Images must not appear in your copy; reproduce every other part of the records exactly.

══════════

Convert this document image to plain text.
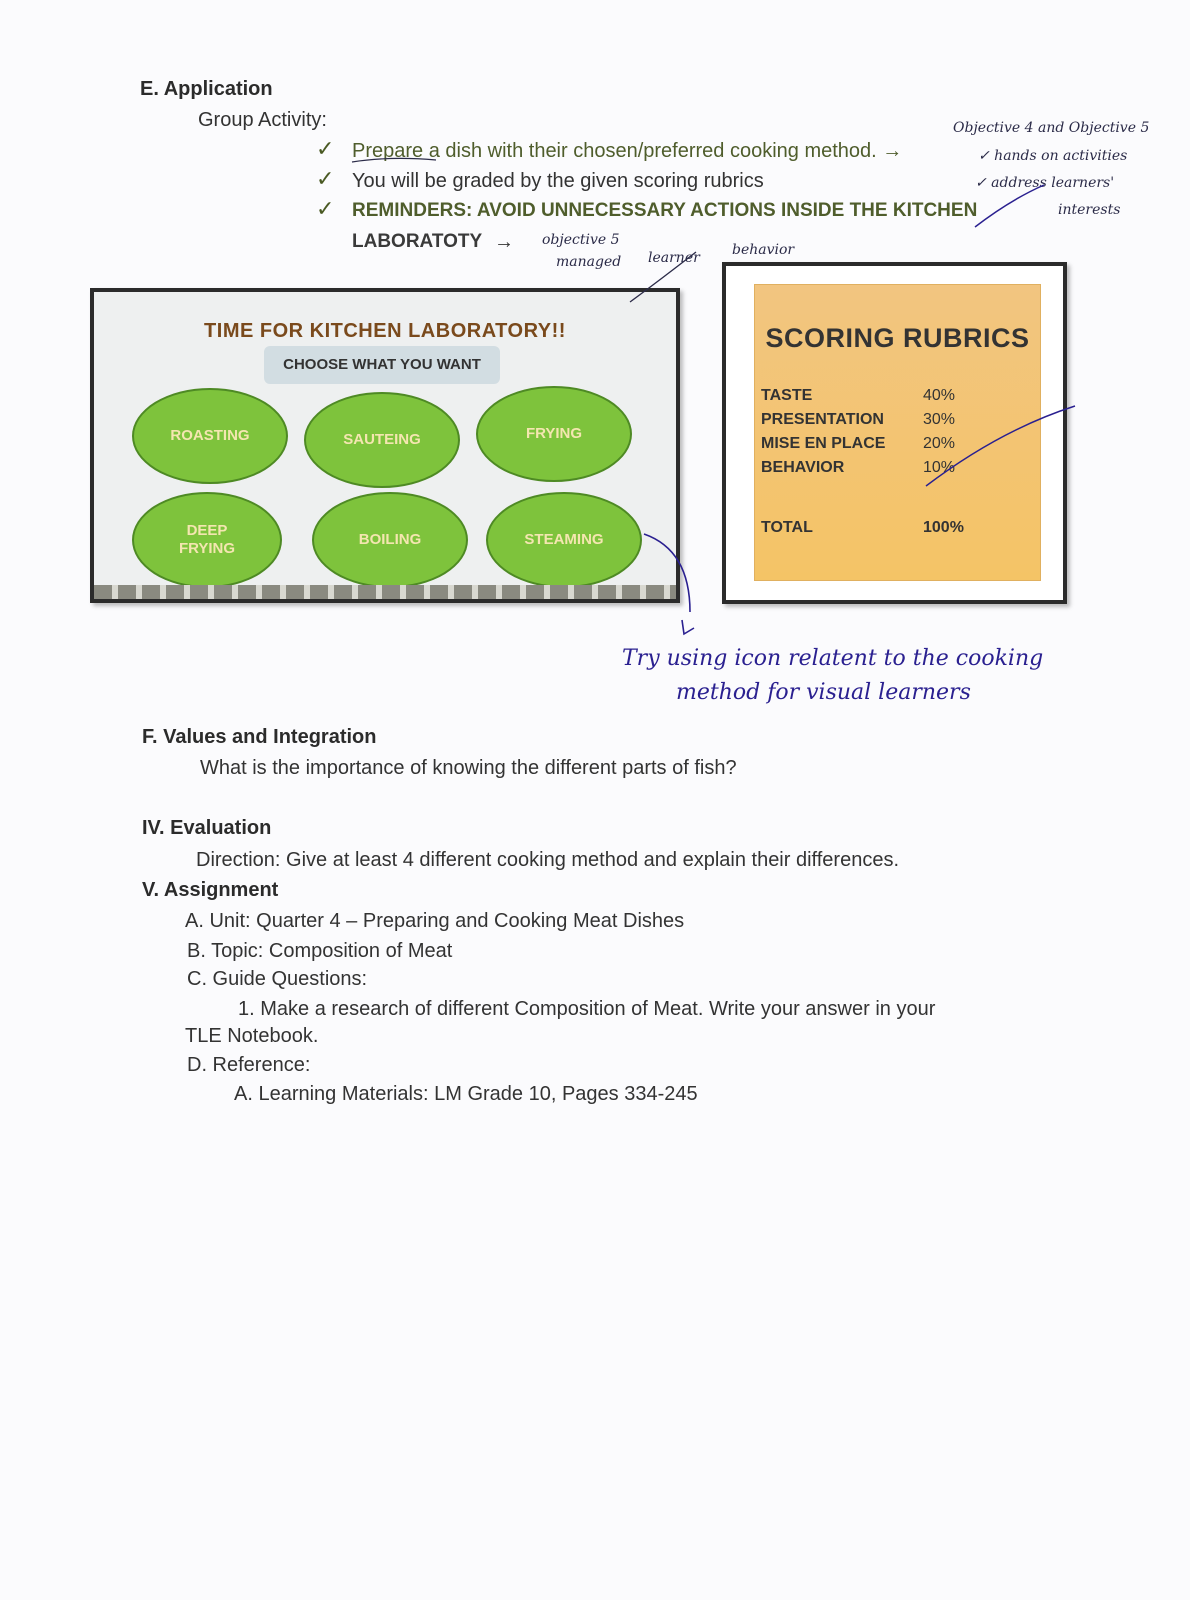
E. Application
Group Activity:
✓ Prepare a dish with their chosen/preferred cooking method. →
✓ You will be graded by the given scoring rubrics
✓ REMINDERS: AVOID UNNECESSARY ACTIONS INSIDE THE KITCHEN
LABORATOTY →
Objective 4 and Objective 5
✓ hands on activities
✓ address learners'
interests
objective 5
managed learner behavior
TIME FOR KITCHEN LABORATORY!!
CHOOSE WHAT YOU WANT
ROASTING	SAUTEING	FRYING
DEEP FRYING
BOILING	STEAMING
SCORING RUBRICS
TASTE	40%
PRESENTATION 30%
MISE EN PLACE 20%
BEHAVIOR	10%
TOTAL	100%
Try using icon relatent to the cooking
method for visual learners
F. Values and Integration
What is the importance of knowing the different parts of fish?
IV. Evaluation
Direction: Give at least 4 different cooking method and explain their differences.
V. Assignment
A. Unit: Quarter 4 – Preparing and Cooking Meat Dishes
B. Topic: Composition of Meat
C. Guide Questions:
1. Make a research of different Composition of Meat. Write your answer in your
TLE Notebook.
D. Reference:
A. Learning Materials: LM Grade 10, Pages 334-245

══════════

[Result]:
Convert this document image to plain text.
E. Application
Group Activity:
✓ Prepare a dish with their chosen/preferred cooking method. →
✓ You will be graded by the given scoring rubrics
✓ REMINDERS: AVOID UNNECESSARY ACTIONS INSIDE THE KITCHEN
LABORATOTY →
Objective 4 and Objective 5
✓ hands on activities
✓ address learners'
interests
objective 5
managed learner behavior
TIME FOR KITCHEN LABORATORY!!
CHOOSE WHAT YOU WANT
ROASTING	SAUTEING	FRYING
DEEP FRYING
BOILING	STEAMING
SCORING RUBRICS
TASTE	40%
PRESENTATION 30%
MISE EN PLACE 20%
BEHAVIOR	10%
TOTAL	100%
Try using icon relatent to the cooking
method for visual learners
F. Values and Integration
What is the importance of knowing the different parts of fish?
IV. Evaluation
Direction: Give at least 4 different cooking method and explain their differences.
V. Assignment
A. Unit: Quarter 4 – Preparing and Cooking Meat Dishes
B. Topic: Composition of Meat
C. Guide Questions:
1. Make a research of different Composition of Meat. Write your answer in your
TLE Notebook.
D. Reference:
A. Learning Materials: LM Grade 10, Pages 334-245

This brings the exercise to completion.